=== EXTRACTED TEXT ===

Question

The maximum value of f(x) = \[\dfrac{x}{{4 + x + {x^2}}}\] on \[[ - 1,1]\] is

Answer 1

Hint:A derivative basically finds the slope of a function. First, we need to differentiate the given function. Let \[{f^1}(x) = 0\] and we will get critical numbers. And, then we need to find the second derivative and apply these critical numbers to it. To find the maximum and minimum value we need to apply those x values in the original function.

Complete step by step answer:
Given the function as below,
\[f(x) = \dfrac{x}{{4 + x + {x^2}}}\]and the range is given as\[[ - 1,1]\].

=== RECORDED INFORMATION ===

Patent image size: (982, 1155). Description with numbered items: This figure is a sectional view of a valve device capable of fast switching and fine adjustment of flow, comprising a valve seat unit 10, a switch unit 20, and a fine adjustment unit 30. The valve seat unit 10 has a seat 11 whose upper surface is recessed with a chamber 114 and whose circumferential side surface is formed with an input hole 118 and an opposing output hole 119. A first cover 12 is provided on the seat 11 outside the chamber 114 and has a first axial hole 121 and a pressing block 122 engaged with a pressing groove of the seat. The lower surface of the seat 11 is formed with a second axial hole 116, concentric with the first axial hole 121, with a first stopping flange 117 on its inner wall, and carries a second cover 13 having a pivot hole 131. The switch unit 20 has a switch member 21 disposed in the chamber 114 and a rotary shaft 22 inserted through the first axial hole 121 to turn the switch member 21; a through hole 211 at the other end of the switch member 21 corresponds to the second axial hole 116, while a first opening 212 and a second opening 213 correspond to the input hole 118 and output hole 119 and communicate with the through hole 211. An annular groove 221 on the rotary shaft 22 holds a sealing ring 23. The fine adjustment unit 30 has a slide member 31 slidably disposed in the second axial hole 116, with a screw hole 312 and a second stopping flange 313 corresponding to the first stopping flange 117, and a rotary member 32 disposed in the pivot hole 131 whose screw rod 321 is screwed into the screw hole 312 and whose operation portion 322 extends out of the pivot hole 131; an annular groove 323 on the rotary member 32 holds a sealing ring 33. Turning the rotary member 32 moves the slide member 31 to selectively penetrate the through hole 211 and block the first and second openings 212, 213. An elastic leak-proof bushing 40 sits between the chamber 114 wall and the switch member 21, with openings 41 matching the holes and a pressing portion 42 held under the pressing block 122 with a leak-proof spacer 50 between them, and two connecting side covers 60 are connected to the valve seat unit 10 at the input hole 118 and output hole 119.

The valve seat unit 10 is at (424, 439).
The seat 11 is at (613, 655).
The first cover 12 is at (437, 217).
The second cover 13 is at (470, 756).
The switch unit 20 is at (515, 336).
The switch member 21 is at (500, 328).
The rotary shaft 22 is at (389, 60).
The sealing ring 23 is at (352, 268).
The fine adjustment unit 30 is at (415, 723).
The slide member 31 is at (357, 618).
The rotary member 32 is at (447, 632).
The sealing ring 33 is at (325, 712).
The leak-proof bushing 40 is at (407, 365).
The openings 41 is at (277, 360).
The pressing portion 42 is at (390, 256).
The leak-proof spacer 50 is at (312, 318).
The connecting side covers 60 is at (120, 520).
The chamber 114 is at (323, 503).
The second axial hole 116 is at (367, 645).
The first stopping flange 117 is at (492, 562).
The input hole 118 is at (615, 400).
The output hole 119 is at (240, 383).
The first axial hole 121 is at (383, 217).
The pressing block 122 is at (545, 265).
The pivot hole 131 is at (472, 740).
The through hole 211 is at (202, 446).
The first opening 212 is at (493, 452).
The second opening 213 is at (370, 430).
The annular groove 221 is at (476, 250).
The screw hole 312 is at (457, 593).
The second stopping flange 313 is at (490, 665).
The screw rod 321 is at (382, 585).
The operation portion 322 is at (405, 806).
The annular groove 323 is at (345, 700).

===

# WRITTEN TASK
Rewrite the stretch of the maximum-value problem from "The maximum value" through "the original function.", putting "critical points" wherever "critical numbers" appears.

# ANSWER BELOW
The maximum value of f(x) = \[\dfrac{x}{{4 + x + {x^2}}}\] on \[[ - 1,1]\] is

Answer 1

Hint:A derivative basically finds the slope of a function. First, we need to differentiate the given function. Let \[{f^1}(x) = 0\] and we will get critical points. And, then we need to find the second derivative and apply these critical points to it. To find the maximum and minimum value we need to apply those x values in the original function.